───── EXERCISE DATA
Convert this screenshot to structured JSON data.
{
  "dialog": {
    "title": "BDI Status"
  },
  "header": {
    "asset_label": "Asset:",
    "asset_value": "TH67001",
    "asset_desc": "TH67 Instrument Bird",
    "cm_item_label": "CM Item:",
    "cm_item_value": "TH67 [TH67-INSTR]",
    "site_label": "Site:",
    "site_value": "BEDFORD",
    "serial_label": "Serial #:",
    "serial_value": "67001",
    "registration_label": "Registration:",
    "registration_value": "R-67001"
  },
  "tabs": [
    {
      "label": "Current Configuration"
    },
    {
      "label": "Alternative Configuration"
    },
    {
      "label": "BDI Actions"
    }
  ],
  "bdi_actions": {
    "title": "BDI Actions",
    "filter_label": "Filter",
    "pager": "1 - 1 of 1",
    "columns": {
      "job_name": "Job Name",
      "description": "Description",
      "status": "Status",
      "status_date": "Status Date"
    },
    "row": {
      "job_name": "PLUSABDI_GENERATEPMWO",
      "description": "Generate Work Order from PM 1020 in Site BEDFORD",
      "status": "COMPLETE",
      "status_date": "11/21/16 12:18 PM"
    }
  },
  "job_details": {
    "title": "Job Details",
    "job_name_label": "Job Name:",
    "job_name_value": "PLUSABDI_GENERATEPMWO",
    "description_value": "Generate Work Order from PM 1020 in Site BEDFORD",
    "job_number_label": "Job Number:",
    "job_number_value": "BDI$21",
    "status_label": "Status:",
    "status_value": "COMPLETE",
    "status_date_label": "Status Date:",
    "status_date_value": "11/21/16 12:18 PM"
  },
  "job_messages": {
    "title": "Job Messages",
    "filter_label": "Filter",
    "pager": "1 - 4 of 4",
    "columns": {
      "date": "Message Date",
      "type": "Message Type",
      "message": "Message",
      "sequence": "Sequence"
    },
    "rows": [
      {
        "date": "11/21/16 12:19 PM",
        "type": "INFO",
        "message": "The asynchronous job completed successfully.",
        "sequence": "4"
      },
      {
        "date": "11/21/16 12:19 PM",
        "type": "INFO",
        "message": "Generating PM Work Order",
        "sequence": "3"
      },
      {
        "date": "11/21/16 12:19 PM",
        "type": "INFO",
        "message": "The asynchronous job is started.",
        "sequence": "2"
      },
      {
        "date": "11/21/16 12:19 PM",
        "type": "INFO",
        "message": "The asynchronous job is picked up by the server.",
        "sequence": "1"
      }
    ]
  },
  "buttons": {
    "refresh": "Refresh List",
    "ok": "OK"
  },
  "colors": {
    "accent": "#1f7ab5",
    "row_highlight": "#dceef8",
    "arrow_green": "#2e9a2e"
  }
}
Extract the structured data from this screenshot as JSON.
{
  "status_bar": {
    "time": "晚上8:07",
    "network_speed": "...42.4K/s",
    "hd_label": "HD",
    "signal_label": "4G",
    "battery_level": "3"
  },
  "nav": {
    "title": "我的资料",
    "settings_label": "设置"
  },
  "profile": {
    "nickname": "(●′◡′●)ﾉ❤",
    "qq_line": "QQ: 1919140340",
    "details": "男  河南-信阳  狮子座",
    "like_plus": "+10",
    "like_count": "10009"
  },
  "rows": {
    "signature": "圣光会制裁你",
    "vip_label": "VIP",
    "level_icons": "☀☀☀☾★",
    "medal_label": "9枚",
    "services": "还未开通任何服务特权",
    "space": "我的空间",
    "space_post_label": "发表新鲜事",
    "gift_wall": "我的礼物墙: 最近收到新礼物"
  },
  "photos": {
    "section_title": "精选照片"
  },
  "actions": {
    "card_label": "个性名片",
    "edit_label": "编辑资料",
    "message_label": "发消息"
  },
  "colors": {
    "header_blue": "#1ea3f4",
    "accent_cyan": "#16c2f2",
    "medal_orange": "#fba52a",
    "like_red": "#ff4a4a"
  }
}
──────────
» TASK BRIEF: Reproduce, exactly and with nothing added, the lines from the one that includes "Extract the structured" through the last line of the material.

» WRITTEN RESPONSE:
Extract the structured data from this screenshot as JSON.
{
  "status_bar": {
    "time": "晚上8:07",
    "network_speed": "...42.4K/s",
    "hd_label": "HD",
    "signal_label": "4G",
    "battery_level": "3"
  },
  "nav": {
    "title": "我的资料",
    "settings_label": "设置"
  },
  "profile": {
    "nickname": "(●′◡′●)ﾉ❤",
    "qq_line": "QQ: 1919140340",
    "details": "男  河南-信阳  狮子座",
    "like_plus": "+10",
    "like_count": "10009"
  },
  "rows": {
    "signature": "圣光会制裁你",
    "vip_label": "VIP",
    "level_icons": "☀☀☀☾★",
    "medal_label": "9枚",
    "services": "还未开通任何服务特权",
    "space": "我的空间",
    "space_post_label": "发表新鲜事",
    "gift_wall": "我的礼物墙: 最近收到新礼物"
  },
  "photos": {
    "section_title": "精选照片"
  },
  "actions": {
    "card_label": "个性名片",
    "edit_label": "编辑资料",
    "message_label": "发消息"
  },
  "colors": {
    "header_blue": "#1ea3f4",
    "accent_cyan": "#16c2f2",
    "medal_orange": "#fba52a",
    "like_red": "#ff4a4a"
  }
}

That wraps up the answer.